RECORDS FOR THIS TASK:

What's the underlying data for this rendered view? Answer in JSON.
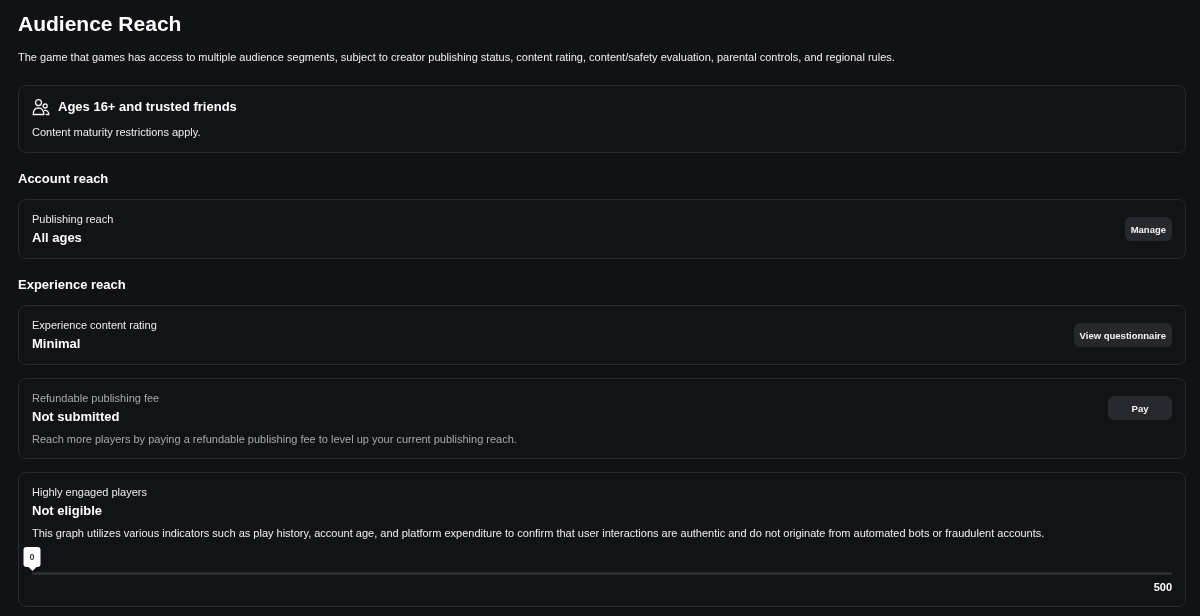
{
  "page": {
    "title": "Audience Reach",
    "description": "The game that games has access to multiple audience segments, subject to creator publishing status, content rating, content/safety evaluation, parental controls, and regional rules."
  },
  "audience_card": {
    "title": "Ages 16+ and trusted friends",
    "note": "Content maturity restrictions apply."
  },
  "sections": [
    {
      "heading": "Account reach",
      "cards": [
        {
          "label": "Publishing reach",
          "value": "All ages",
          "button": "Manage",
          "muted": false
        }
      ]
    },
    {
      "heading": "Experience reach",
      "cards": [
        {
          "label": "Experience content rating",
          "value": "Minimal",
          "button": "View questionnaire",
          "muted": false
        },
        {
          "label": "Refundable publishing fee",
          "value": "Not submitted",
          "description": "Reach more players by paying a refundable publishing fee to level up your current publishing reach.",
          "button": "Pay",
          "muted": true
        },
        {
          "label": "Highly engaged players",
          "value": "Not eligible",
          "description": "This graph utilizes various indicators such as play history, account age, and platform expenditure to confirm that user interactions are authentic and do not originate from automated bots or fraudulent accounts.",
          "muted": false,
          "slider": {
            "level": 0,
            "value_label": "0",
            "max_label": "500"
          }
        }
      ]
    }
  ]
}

---

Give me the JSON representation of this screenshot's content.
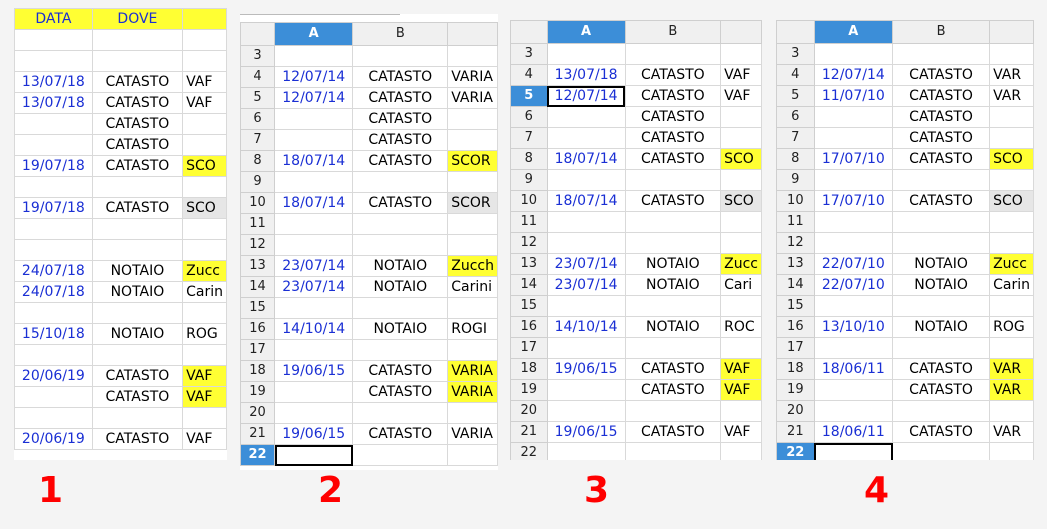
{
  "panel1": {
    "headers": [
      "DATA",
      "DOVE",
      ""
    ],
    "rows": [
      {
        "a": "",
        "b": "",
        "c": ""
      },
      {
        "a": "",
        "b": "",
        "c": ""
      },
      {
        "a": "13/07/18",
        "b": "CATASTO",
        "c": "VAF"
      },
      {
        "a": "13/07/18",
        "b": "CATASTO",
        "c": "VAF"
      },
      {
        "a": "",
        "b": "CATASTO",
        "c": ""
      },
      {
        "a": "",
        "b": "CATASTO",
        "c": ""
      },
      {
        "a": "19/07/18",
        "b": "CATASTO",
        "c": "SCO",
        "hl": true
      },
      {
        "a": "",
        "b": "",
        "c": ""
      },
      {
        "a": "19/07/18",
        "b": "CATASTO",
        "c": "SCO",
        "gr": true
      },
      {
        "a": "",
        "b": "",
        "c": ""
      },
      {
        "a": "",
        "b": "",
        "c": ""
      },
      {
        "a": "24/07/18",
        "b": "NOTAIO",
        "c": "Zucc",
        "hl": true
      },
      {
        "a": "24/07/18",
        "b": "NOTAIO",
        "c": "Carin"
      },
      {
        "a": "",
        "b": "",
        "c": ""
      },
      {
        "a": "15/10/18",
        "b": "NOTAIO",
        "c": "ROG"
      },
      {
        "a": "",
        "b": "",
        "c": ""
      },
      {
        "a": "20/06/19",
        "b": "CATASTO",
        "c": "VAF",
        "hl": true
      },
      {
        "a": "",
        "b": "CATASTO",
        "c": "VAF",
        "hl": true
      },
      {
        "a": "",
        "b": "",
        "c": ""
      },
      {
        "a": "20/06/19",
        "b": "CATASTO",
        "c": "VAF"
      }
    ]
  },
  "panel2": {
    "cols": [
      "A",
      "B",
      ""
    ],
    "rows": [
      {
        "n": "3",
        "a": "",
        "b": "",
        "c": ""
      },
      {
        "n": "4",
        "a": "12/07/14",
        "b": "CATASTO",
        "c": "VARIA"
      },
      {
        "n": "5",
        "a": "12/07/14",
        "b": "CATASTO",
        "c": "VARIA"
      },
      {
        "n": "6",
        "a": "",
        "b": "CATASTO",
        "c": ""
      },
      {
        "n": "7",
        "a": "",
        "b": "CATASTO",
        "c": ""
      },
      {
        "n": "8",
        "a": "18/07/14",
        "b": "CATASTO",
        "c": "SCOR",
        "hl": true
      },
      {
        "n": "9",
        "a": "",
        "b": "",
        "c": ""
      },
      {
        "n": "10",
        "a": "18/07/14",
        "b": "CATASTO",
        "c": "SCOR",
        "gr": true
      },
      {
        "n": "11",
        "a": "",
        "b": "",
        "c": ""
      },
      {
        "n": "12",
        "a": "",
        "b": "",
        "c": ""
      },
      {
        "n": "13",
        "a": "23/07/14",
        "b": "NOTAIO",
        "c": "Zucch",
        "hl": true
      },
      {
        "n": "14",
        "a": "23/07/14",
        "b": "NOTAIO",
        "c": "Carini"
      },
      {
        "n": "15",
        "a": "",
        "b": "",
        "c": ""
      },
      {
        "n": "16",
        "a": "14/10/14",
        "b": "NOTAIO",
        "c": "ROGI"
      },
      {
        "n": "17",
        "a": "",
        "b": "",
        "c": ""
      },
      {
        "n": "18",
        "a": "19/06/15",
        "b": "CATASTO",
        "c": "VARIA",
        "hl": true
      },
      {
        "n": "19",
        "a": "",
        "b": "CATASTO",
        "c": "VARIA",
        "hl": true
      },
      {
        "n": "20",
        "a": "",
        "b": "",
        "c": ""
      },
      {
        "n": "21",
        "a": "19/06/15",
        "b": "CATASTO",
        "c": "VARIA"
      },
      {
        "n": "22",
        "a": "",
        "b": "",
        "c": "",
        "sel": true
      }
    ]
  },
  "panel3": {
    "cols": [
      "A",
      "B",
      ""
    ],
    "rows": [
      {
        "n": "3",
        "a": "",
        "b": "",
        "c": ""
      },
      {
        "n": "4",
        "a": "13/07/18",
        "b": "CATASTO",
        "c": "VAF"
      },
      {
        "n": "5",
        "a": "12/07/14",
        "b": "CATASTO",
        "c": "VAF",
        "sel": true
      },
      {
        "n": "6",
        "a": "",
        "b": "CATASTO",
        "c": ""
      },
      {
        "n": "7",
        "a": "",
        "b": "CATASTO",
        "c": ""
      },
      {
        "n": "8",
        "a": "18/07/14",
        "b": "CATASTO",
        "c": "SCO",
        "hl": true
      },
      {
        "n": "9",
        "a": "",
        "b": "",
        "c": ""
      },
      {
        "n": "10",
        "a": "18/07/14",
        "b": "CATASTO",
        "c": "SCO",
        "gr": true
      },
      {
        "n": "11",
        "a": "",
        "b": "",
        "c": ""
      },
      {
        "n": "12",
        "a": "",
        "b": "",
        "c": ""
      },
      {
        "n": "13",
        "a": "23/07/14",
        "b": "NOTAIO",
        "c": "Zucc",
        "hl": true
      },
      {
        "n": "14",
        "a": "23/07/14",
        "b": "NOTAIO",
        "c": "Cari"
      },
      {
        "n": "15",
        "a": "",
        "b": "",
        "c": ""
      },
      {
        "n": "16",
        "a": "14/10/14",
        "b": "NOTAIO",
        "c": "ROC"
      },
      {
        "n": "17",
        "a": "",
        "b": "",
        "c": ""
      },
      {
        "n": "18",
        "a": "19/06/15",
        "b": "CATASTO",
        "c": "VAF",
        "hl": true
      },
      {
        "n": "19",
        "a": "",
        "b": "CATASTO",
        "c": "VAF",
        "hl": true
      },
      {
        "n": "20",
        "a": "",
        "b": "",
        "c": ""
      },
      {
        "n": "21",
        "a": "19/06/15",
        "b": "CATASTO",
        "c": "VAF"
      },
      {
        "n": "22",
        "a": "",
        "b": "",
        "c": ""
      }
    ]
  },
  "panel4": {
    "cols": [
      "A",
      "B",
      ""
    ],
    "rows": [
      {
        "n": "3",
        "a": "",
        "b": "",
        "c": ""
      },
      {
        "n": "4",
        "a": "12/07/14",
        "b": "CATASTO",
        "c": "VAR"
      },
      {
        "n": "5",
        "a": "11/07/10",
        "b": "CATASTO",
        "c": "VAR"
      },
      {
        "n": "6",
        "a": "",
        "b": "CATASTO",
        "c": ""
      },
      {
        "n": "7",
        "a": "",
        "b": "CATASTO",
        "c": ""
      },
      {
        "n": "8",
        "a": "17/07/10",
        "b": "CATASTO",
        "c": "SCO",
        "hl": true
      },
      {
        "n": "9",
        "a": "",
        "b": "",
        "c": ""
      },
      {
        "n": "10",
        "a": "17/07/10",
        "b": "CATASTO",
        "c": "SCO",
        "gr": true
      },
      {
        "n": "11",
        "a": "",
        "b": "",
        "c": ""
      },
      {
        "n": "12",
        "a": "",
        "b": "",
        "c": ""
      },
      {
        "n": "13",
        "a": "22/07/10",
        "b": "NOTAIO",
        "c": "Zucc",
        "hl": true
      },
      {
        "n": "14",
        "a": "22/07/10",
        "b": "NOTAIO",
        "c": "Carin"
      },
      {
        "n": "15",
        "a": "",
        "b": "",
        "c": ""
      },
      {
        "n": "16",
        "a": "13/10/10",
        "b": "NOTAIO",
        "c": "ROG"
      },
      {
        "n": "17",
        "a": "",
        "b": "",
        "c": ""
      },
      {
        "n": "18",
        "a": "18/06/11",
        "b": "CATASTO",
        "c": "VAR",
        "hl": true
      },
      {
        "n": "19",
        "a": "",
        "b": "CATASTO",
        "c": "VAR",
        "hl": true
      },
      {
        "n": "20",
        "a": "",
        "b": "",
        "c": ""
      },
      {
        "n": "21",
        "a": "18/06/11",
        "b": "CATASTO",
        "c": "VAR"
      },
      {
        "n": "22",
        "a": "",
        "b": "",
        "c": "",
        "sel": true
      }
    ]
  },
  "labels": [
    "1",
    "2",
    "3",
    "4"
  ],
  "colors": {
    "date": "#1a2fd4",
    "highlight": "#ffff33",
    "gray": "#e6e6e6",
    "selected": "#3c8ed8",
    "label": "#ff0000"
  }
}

YOUR GOAL:
Copy all lines from the data that hold the word "level".

FINAL RESULT:
          "description": "Reach more players by paying a refundable publishing fee to level up your current publishing reach.",
            "level": 0,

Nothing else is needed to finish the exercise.